**TASK INSTRUCTIONS:** Set down all of the data that follows word for word, without the images.

**RECORDS PROVIDED:**
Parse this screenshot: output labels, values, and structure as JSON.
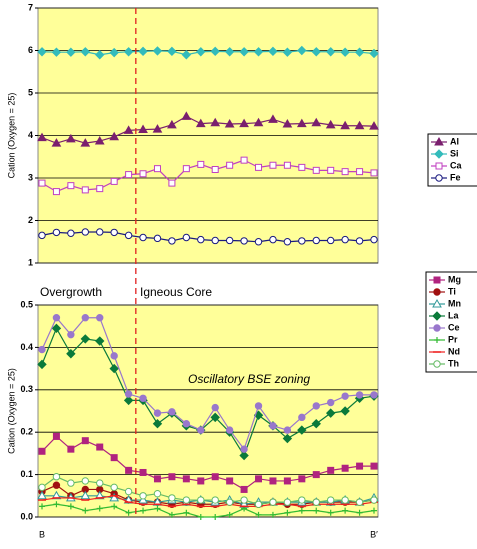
{
  "chart_data": [
    {
      "type": "line",
      "y_label": "Cation (Oxygen = 25)",
      "ylim": [
        1,
        7
      ],
      "yticks": [
        1,
        2,
        3,
        4,
        5,
        6,
        7
      ],
      "grid": true,
      "legend": "right",
      "categories": [
        null,
        null,
        null,
        null,
        null,
        null,
        null,
        null,
        null,
        null,
        null,
        null,
        null,
        null,
        null,
        null,
        null,
        null,
        null,
        null,
        null,
        null,
        null,
        null
      ],
      "series": [
        {
          "name": "Al",
          "color": "#7a1f6e",
          "marker": "triangle",
          "filled": true,
          "values": [
            3.95,
            3.82,
            3.92,
            3.82,
            3.87,
            3.97,
            4.12,
            4.14,
            4.15,
            4.25,
            4.45,
            4.28,
            4.3,
            4.27,
            4.28,
            4.3,
            4.38,
            4.27,
            4.28,
            4.3,
            4.25,
            4.23,
            4.23,
            4.22
          ]
        },
        {
          "name": "Si",
          "color": "#33bbbb",
          "marker": "diamond",
          "filled": true,
          "values": [
            5.97,
            5.96,
            5.96,
            5.97,
            5.9,
            5.95,
            5.97,
            5.98,
            5.99,
            5.98,
            5.9,
            5.97,
            5.98,
            5.97,
            5.97,
            5.97,
            5.98,
            5.96,
            6.0,
            5.97,
            5.97,
            5.96,
            5.96,
            5.93
          ]
        },
        {
          "name": "Ca",
          "color": "#c040c0",
          "marker": "square",
          "filled": false,
          "values": [
            2.88,
            2.68,
            2.82,
            2.72,
            2.75,
            2.92,
            3.08,
            3.1,
            3.22,
            2.88,
            3.22,
            3.32,
            3.2,
            3.3,
            3.42,
            3.25,
            3.3,
            3.3,
            3.25,
            3.18,
            3.18,
            3.15,
            3.15,
            3.12
          ]
        },
        {
          "name": "Fe",
          "color": "#1a1a80",
          "marker": "circle",
          "filled": false,
          "values": [
            1.65,
            1.72,
            1.7,
            1.73,
            1.73,
            1.72,
            1.65,
            1.6,
            1.58,
            1.52,
            1.6,
            1.55,
            1.53,
            1.53,
            1.52,
            1.5,
            1.55,
            1.5,
            1.52,
            1.53,
            1.53,
            1.55,
            1.52,
            1.55
          ]
        }
      ]
    },
    {
      "type": "line",
      "y_label": "Cation (Oxygen = 25)",
      "ylim": [
        0,
        0.5
      ],
      "yticks": [
        {
          "value": 0,
          "label": "0.0"
        },
        0.1,
        0.2,
        0.3,
        0.4,
        0.5
      ],
      "grid": true,
      "legend": "right",
      "annotations": [
        "Overgrowth",
        "Igneous Core",
        "Oscillatory BSE zoning"
      ],
      "categories": [
        "B",
        null,
        null,
        null,
        null,
        null,
        null,
        null,
        null,
        null,
        null,
        null,
        null,
        null,
        null,
        null,
        null,
        null,
        null,
        null,
        null,
        null,
        null,
        "B′"
      ],
      "series": [
        {
          "name": "Mg",
          "color": "#b0237f",
          "marker": "square",
          "filled": true,
          "values": [
            0.155,
            0.19,
            0.16,
            0.18,
            0.165,
            0.14,
            0.11,
            0.105,
            0.09,
            0.095,
            0.09,
            0.085,
            0.095,
            0.085,
            0.065,
            0.09,
            0.085,
            0.085,
            0.09,
            0.1,
            0.11,
            0.115,
            0.12,
            0.12
          ]
        },
        {
          "name": "Ti",
          "color": "#a01010",
          "marker": "circle",
          "filled": true,
          "values": [
            0.06,
            0.075,
            0.05,
            0.065,
            0.065,
            0.055,
            0.04,
            0.035,
            0.035,
            0.03,
            0.035,
            0.03,
            0.03,
            0.035,
            0.03,
            0.03,
            0.035,
            0.03,
            0.03,
            0.035,
            0.035,
            0.035,
            0.035,
            0.04
          ]
        },
        {
          "name": "Mn",
          "color": "#339999",
          "marker": "triangle",
          "filled": false,
          "values": [
            0.05,
            0.05,
            0.045,
            0.05,
            0.05,
            0.045,
            0.04,
            0.04,
            0.035,
            0.04,
            0.035,
            0.04,
            0.035,
            0.04,
            0.03,
            0.035,
            0.035,
            0.035,
            0.035,
            0.035,
            0.035,
            0.04,
            0.035,
            0.045
          ]
        },
        {
          "name": "La",
          "color": "#0a7a3a",
          "marker": "diamond",
          "filled": true,
          "values": [
            0.36,
            0.445,
            0.385,
            0.42,
            0.415,
            0.35,
            0.275,
            0.275,
            0.22,
            0.245,
            0.215,
            0.205,
            0.235,
            0.2,
            0.145,
            0.24,
            0.215,
            0.185,
            0.205,
            0.22,
            0.245,
            0.25,
            0.28,
            0.285
          ]
        },
        {
          "name": "Ce",
          "color": "#9977cc",
          "marker": "circle",
          "filled": true,
          "values": [
            0.395,
            0.47,
            0.43,
            0.47,
            0.47,
            0.38,
            0.29,
            0.28,
            0.245,
            0.248,
            0.22,
            0.205,
            0.258,
            0.205,
            0.16,
            0.262,
            0.215,
            0.205,
            0.235,
            0.262,
            0.27,
            0.285,
            0.288,
            0.288
          ]
        },
        {
          "name": "Pr",
          "color": "#33bb33",
          "marker": "plus",
          "filled": true,
          "values": [
            0.025,
            0.03,
            0.025,
            0.015,
            0.02,
            0.025,
            0.01,
            0.015,
            0.02,
            0.005,
            0.01,
            0,
            0,
            0.005,
            0.02,
            0.005,
            0.005,
            0.01,
            0.015,
            0.015,
            0.01,
            0.015,
            0.01,
            0.015
          ]
        },
        {
          "name": "Nd",
          "color": "#ee2020",
          "marker": "dash",
          "filled": true,
          "values": [
            0.04,
            0.045,
            0.045,
            0.04,
            0.045,
            0.05,
            0.035,
            0.03,
            0.03,
            0.025,
            0.03,
            0.025,
            0.025,
            0.03,
            0.025,
            0.025,
            0.03,
            0.03,
            0.025,
            0.03,
            0.03,
            0.03,
            0.03,
            0.035
          ]
        },
        {
          "name": "Th",
          "color": "#66bb66",
          "marker": "circle",
          "filled": false,
          "values": [
            0.07,
            0.095,
            0.08,
            0.085,
            0.08,
            0.07,
            0.06,
            0.05,
            0.055,
            0.045,
            0.04,
            0.04,
            0.04,
            0.035,
            0.04,
            0.03,
            0.035,
            0.035,
            0.04,
            0.035,
            0.04,
            0.04,
            0.035,
            0.04
          ]
        }
      ]
    }
  ]
}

**CORRECT RESULT:**
Parse this screenshot: output labels, values, and structure as JSON.
{
  "chart_data": [
    {
      "type": "line",
      "y_label": "Cation (Oxygen = 25)",
      "ylim": [
        1,
        7
      ],
      "yticks": [
        1,
        2,
        3,
        4,
        5,
        6,
        7
      ],
      "grid": true,
      "legend": "right",
      "categories": [
        null,
        null,
        null,
        null,
        null,
        null,
        null,
        null,
        null,
        null,
        null,
        null,
        null,
        null,
        null,
        null,
        null,
        null,
        null,
        null,
        null,
        null,
        null,
        null
      ],
      "series": [
        {
          "name": "Al",
          "color": "#7a1f6e",
          "marker": "triangle",
          "filled": true,
          "values": [
            3.95,
            3.82,
            3.92,
            3.82,
            3.87,
            3.97,
            4.12,
            4.14,
            4.15,
            4.25,
            4.45,
            4.28,
            4.3,
            4.27,
            4.28,
            4.3,
            4.38,
            4.27,
            4.28,
            4.3,
            4.25,
            4.23,
            4.23,
            4.22
          ]
        },
        {
          "name": "Si",
          "color": "#33bbbb",
          "marker": "diamond",
          "filled": true,
          "values": [
            5.97,
            5.96,
            5.96,
            5.97,
            5.9,
            5.95,
            5.97,
            5.98,
            5.99,
            5.98,
            5.9,
            5.97,
            5.98,
            5.97,
            5.97,
            5.97,
            5.98,
            5.96,
            6.0,
            5.97,
            5.97,
            5.96,
            5.96,
            5.93
          ]
        },
        {
          "name": "Ca",
          "color": "#c040c0",
          "marker": "square",
          "filled": false,
          "values": [
            2.88,
            2.68,
            2.82,
            2.72,
            2.75,
            2.92,
            3.08,
            3.1,
            3.22,
            2.88,
            3.22,
            3.32,
            3.2,
            3.3,
            3.42,
            3.25,
            3.3,
            3.3,
            3.25,
            3.18,
            3.18,
            3.15,
            3.15,
            3.12
          ]
        },
        {
          "name": "Fe",
          "color": "#1a1a80",
          "marker": "circle",
          "filled": false,
          "values": [
            1.65,
            1.72,
            1.7,
            1.73,
            1.73,
            1.72,
            1.65,
            1.6,
            1.58,
            1.52,
            1.6,
            1.55,
            1.53,
            1.53,
            1.52,
            1.5,
            1.55,
            1.5,
            1.52,
            1.53,
            1.53,
            1.55,
            1.52,
            1.55
          ]
        }
      ]
    },
    {
      "type": "line",
      "y_label": "Cation (Oxygen = 25)",
      "ylim": [
        0,
        0.5
      ],
      "yticks": [
        {
          "value": 0,
          "label": "0.0"
        },
        0.1,
        0.2,
        0.3,
        0.4,
        0.5
      ],
      "grid": true,
      "legend": "right",
      "annotations": [
        "Overgrowth",
        "Igneous Core",
        "Oscillatory BSE zoning"
      ],
      "categories": [
        "B",
        null,
        null,
        null,
        null,
        null,
        null,
        null,
        null,
        null,
        null,
        null,
        null,
        null,
        null,
        null,
        null,
        null,
        null,
        null,
        null,
        null,
        null,
        "B′"
      ],
      "series": [
        {
          "name": "Mg",
          "color": "#b0237f",
          "marker": "square",
          "filled": true,
          "values": [
            0.155,
            0.19,
            0.16,
            0.18,
            0.165,
            0.14,
            0.11,
            0.105,
            0.09,
            0.095,
            0.09,
            0.085,
            0.095,
            0.085,
            0.065,
            0.09,
            0.085,
            0.085,
            0.09,
            0.1,
            0.11,
            0.115,
            0.12,
            0.12
          ]
        },
        {
          "name": "Ti",
          "color": "#a01010",
          "marker": "circle",
          "filled": true,
          "values": [
            0.06,
            0.075,
            0.05,
            0.065,
            0.065,
            0.055,
            0.04,
            0.035,
            0.035,
            0.03,
            0.035,
            0.03,
            0.03,
            0.035,
            0.03,
            0.03,
            0.035,
            0.03,
            0.03,
            0.035,
            0.035,
            0.035,
            0.035,
            0.04
          ]
        },
        {
          "name": "Mn",
          "color": "#339999",
          "marker": "triangle",
          "filled": false,
          "values": [
            0.05,
            0.05,
            0.045,
            0.05,
            0.05,
            0.045,
            0.04,
            0.04,
            0.035,
            0.04,
            0.035,
            0.04,
            0.035,
            0.04,
            0.03,
            0.035,
            0.035,
            0.035,
            0.035,
            0.035,
            0.035,
            0.04,
            0.035,
            0.045
          ]
        },
        {
          "name": "La",
          "color": "#0a7a3a",
          "marker": "diamond",
          "filled": true,
          "values": [
            0.36,
            0.445,
            0.385,
            0.42,
            0.415,
            0.35,
            0.275,
            0.275,
            0.22,
            0.245,
            0.215,
            0.205,
            0.235,
            0.2,
            0.145,
            0.24,
            0.215,
            0.185,
            0.205,
            0.22,
            0.245,
            0.25,
            0.28,
            0.285
          ]
        },
        {
          "name": "Ce",
          "color": "#9977cc",
          "marker": "circle",
          "filled": true,
          "values": [
            0.395,
            0.47,
            0.43,
            0.47,
            0.47,
            0.38,
            0.29,
            0.28,
            0.245,
            0.248,
            0.22,
            0.205,
            0.258,
            0.205,
            0.16,
            0.262,
            0.215,
            0.205,
            0.235,
            0.262,
            0.27,
            0.285,
            0.288,
            0.288
          ]
        },
        {
          "name": "Pr",
          "color": "#33bb33",
          "marker": "plus",
          "filled": true,
          "values": [
            0.025,
            0.03,
            0.025,
            0.015,
            0.02,
            0.025,
            0.01,
            0.015,
            0.02,
            0.005,
            0.01,
            0,
            0,
            0.005,
            0.02,
            0.005,
            0.005,
            0.01,
            0.015,
            0.015,
            0.01,
            0.015,
            0.01,
            0.015
          ]
        },
        {
          "name": "Nd",
          "color": "#ee2020",
          "marker": "dash",
          "filled": true,
          "values": [
            0.04,
            0.045,
            0.045,
            0.04,
            0.045,
            0.05,
            0.035,
            0.03,
            0.03,
            0.025,
            0.03,
            0.025,
            0.025,
            0.03,
            0.025,
            0.025,
            0.03,
            0.03,
            0.025,
            0.03,
            0.03,
            0.03,
            0.03,
            0.035
          ]
        },
        {
          "name": "Th",
          "color": "#66bb66",
          "marker": "circle",
          "filled": false,
          "values": [
            0.07,
            0.095,
            0.08,
            0.085,
            0.08,
            0.07,
            0.06,
            0.05,
            0.055,
            0.045,
            0.04,
            0.04,
            0.04,
            0.035,
            0.04,
            0.03,
            0.035,
            0.035,
            0.04,
            0.035,
            0.04,
            0.04,
            0.035,
            0.04
          ]
        }
      ]
    }
  ]
}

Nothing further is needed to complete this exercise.